[Activities]
(1) In the abstract on L-4F, what daily dose of L-4F did the treated mice receive?
(2) Which laboratory techniques or assays does the abstract on L-4F say were used to determine the study's measurements?

[Passage to read]
L-4F, an Apolipoprotein A-1 Mimetic, Dramatically Improves Vasodilation in Hypercholesterolemia and Sickle Cell Disease

Abstract

Background— Hypercholesterolemia and sickle cell disease (SCD) impair endothelium-dependent vasodilation by dissimilar mechanisms. Hypercholesterolemia impairs vasodilation by a low-density lipoprotein (LDL)–dependent mechanism. SCD has been characterized as a chronic state of inflammation in which xanthine oxidase (XO) from ischemic tissues increases vascular superoxide anion (O ₂ · ⁻ ) generation. Recent reports indicate that apolipoprotein (apo) A-1 mimetics inhibit atherosclerosis in LDL receptor–null ( Ldlr ^−/− ) mice fed Western diets. Here we hypothesize that L-4F, an apoA-1 mimetic, preserves vasodilation in hypercholesterolemia and SCD by decreasing mechanisms that increase O ₂ · ⁻ generation. Methods and Results— Arterioles were isolated from hypercholesterolemic Ldlr ^−/− mice and from SCD mice that were treated with either saline or L-4F (1 mg/kg per day). Vasodilation in response to acetylcholine was determined by videomicroscopy. Effects of L-4F on LDL-induced increases in endothelium-dependent O ₂ · ⁻ generation were determined on arterial segments via the hydroethidine assay and on stimulated endothelial cell cultures via superoxide dismutase–inhibitable ferricytochrome c reduction. Effects of L-4F on XO bound to pulmonary arterioles and content in livers of SCD mice were determined by immunofluorescence. Hypercholesterolemia impaired vasodilation in Ldlr ^−/− mice, which L-4F dramatically improved. L-4F inhibited LDL-induced increases in O ₂ · ⁻ in arterial segments and in stimulated cultures. SCD impaired vasodilation, increased XO bound to pulmonary endothelium, and decreased liver XO content. L-4F dramatically improved vasodilation, decreased XO bound to pulmonary endothelium, and increased liver XO content compared with levels in untreated SCD mice. Conclusions— These data show that L-4F protects endothelium-dependent vasodilation in hypercholesterolemia and SCD. Our findings suggest that L-4F restores vascular endothelial function in diverse models of disease and may be applicable to treating a variety of vascular diseases.

[Data under study]
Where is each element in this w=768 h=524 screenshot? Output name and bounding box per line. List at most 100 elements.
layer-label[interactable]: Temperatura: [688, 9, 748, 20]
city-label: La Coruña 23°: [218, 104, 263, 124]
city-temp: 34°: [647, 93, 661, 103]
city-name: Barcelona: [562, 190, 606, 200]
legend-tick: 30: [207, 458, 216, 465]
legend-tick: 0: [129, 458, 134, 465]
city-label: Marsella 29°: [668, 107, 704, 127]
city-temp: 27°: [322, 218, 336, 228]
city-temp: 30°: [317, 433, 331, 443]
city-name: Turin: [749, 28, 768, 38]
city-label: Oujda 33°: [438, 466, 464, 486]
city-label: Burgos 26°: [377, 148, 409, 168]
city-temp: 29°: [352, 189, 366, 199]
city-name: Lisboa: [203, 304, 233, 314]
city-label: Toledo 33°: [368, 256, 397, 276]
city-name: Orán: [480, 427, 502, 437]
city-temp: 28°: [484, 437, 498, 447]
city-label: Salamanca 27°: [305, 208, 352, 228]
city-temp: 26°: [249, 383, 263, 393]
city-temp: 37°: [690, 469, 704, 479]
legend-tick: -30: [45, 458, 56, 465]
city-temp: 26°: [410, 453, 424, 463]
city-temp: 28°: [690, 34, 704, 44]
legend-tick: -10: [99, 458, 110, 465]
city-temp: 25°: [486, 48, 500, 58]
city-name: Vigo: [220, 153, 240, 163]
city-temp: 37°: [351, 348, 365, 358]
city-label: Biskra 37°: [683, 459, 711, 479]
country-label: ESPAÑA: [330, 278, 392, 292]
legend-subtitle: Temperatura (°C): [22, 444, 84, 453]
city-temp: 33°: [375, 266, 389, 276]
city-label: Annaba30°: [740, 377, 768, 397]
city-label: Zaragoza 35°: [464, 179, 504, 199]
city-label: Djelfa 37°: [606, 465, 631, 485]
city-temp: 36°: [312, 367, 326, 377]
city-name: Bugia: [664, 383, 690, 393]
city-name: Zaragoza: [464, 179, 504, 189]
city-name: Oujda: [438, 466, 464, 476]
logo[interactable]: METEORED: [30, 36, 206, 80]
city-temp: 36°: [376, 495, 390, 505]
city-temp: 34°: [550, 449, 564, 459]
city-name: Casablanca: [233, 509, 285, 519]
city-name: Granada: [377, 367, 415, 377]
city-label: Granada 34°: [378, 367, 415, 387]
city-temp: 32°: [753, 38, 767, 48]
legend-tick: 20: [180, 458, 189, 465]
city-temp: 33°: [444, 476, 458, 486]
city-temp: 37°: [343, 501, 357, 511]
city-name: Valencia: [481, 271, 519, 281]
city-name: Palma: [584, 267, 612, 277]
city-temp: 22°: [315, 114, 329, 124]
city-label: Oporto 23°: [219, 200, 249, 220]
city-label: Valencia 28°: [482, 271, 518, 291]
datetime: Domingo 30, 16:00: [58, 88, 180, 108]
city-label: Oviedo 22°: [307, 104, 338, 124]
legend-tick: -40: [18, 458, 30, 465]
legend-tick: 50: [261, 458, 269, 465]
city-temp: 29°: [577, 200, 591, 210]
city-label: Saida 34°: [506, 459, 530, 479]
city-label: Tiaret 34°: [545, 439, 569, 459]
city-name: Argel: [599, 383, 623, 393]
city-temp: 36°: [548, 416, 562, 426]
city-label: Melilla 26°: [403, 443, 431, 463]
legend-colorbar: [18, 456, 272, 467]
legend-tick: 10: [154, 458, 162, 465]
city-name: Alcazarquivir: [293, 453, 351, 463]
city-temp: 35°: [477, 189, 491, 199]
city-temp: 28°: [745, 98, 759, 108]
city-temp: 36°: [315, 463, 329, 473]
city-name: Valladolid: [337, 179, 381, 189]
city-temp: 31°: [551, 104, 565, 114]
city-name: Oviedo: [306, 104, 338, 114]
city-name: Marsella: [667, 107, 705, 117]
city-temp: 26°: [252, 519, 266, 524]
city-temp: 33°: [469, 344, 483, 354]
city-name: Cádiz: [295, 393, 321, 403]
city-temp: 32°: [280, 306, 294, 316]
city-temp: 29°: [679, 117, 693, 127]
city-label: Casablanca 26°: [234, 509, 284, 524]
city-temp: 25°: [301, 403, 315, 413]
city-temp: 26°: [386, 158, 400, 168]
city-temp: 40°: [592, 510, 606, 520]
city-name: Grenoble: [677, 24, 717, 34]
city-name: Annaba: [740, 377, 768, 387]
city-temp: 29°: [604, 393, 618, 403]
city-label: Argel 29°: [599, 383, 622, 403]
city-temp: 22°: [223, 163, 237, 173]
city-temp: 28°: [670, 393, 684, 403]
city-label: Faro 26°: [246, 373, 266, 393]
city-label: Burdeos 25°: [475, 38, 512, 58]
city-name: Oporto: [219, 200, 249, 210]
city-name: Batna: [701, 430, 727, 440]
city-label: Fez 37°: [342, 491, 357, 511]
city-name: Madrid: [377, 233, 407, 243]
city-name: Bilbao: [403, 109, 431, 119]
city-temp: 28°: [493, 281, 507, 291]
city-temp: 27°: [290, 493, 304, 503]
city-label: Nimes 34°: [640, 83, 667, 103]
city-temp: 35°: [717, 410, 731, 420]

[Answers by item]
(1) 1 mg/kg per day

(2)
- Videomicroscopy
- Hydroethidine assay
- Superoxide dismutase–inhibitable ferricytochrome c reduction
- Immunofluorescence